---- Data

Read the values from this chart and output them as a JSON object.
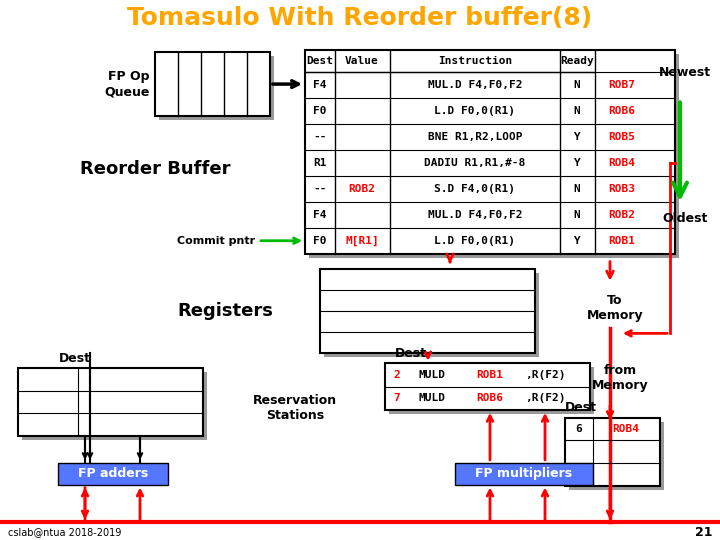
{
  "title": "Tomasulo With Reorder buffer(8)",
  "title_color": "#FFA500",
  "title_fontsize": 18,
  "bg_color": "#FFFFFF",
  "rob_rows": [
    [
      "F4",
      "",
      "MUL.D F4,F0,F2",
      "N",
      "ROB7"
    ],
    [
      "F0",
      "",
      "L.D F0,0(R1)",
      "N",
      "ROB6"
    ],
    [
      "--",
      "",
      "BNE R1,R2,LOOP",
      "Y",
      "ROB5"
    ],
    [
      "R1",
      "",
      "DADIU R1,R1,#-8",
      "Y",
      "ROB4"
    ],
    [
      "--",
      "ROB2",
      "S.D F4,0(R1)",
      "N",
      "ROB3"
    ],
    [
      "F4",
      "",
      "MUL.D F4,F0,F2",
      "N",
      "ROB2"
    ],
    [
      "F0",
      "M[R1]",
      "L.D F0,0(R1)",
      "Y",
      "ROB1"
    ]
  ],
  "rob_value_colors": [
    "black",
    "black",
    "black",
    "black",
    "red",
    "black",
    "red"
  ],
  "fp_queue_label": "FP Op\nQueue",
  "reorder_buffer_label": "Reorder Buffer",
  "commit_pntr_label": "Commit pntr",
  "registers_label": "Registers",
  "to_memory_label": "To\nMemory",
  "from_memory_label": "from\nMemory",
  "dest_label": "Dest",
  "reservation_label": "Reservation\nStations",
  "fp_adders_label": "FP adders",
  "fp_multipliers_label": "FP multipliers",
  "newest_label": "Newest",
  "oldest_label": "Oldest",
  "red": "#FF0000",
  "green": "#00BB00",
  "black": "#000000"
}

--------

The exercise: Identify the lines that hold the word "nMemory". Copy every one of them.

Solution:
  "to_memory_label": "To\nMemory",
  "from_memory_label": "from\nMemory",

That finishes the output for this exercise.